#### [Material supplied]
— begin —

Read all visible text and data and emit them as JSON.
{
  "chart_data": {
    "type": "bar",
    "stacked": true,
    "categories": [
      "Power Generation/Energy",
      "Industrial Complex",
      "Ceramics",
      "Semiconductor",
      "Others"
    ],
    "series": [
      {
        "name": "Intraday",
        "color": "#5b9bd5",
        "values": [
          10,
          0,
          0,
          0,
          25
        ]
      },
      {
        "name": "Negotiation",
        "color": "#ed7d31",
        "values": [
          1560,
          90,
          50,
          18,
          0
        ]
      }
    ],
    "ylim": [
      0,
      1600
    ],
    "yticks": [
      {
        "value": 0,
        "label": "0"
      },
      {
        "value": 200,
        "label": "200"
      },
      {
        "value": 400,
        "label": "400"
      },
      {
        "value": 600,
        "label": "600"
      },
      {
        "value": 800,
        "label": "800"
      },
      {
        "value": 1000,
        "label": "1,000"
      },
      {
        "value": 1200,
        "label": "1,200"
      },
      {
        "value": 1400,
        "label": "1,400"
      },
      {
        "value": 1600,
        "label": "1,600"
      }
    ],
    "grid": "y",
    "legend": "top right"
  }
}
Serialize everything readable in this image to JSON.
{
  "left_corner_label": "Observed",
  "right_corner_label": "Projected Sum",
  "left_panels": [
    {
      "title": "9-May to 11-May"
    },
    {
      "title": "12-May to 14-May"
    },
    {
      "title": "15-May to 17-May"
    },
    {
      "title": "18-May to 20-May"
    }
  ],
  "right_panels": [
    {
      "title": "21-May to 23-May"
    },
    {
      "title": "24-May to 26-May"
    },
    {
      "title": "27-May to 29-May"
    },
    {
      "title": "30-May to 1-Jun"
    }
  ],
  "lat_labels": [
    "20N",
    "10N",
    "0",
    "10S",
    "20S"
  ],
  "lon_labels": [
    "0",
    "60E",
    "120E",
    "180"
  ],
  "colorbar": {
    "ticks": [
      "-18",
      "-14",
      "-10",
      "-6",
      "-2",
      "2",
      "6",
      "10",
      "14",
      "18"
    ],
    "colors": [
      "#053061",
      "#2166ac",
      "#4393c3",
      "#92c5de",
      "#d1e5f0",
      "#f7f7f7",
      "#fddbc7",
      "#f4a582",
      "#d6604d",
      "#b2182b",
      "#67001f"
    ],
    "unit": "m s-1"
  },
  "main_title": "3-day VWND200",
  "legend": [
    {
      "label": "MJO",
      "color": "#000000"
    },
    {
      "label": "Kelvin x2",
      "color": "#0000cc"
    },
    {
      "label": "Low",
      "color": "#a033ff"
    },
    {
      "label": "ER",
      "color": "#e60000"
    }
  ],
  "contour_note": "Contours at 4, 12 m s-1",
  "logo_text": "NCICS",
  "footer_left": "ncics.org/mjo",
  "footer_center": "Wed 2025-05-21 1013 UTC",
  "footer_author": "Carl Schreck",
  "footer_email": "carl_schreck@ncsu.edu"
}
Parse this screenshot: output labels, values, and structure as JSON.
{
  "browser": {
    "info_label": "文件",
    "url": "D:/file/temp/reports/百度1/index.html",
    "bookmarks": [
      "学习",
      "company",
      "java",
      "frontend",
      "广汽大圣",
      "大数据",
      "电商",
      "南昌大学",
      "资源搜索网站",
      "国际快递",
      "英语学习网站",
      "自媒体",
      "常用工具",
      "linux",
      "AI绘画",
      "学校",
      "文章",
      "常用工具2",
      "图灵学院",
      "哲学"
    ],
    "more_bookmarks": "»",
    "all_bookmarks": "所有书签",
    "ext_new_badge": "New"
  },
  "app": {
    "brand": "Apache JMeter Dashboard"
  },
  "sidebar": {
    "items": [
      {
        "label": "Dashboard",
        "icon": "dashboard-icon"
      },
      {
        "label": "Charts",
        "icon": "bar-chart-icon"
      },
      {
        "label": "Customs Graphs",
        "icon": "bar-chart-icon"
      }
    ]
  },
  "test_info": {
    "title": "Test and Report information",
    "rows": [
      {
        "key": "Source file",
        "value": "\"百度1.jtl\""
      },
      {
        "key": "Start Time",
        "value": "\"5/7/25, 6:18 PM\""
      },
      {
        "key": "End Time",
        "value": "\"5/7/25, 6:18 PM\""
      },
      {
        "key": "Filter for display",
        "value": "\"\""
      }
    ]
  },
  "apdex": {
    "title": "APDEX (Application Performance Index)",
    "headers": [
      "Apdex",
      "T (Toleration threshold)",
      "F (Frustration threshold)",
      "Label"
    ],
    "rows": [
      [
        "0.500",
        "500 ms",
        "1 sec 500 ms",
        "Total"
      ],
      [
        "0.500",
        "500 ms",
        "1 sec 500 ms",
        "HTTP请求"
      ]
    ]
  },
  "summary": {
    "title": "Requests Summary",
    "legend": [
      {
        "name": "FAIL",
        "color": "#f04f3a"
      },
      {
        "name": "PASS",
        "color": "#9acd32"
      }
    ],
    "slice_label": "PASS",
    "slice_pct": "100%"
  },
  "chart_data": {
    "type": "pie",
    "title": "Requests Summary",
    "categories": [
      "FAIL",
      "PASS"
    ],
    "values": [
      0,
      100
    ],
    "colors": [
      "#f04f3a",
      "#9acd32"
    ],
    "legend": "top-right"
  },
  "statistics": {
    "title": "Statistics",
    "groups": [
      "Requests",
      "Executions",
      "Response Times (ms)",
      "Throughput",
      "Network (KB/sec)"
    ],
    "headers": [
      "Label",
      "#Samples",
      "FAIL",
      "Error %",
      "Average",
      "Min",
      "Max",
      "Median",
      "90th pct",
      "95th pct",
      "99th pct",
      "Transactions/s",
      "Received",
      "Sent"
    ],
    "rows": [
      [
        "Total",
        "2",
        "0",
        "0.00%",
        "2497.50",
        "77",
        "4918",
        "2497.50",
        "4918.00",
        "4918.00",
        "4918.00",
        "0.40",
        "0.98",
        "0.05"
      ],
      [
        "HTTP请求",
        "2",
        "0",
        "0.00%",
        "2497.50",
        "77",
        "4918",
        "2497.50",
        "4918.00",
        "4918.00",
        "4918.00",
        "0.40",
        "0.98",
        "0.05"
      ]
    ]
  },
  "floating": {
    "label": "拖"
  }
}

— end —

#### [Task goal]
Write out each line of the data that holds the string "threshold".

#### [Response below]
      "T (Toleration threshold)",
      "F (Frustration threshold)",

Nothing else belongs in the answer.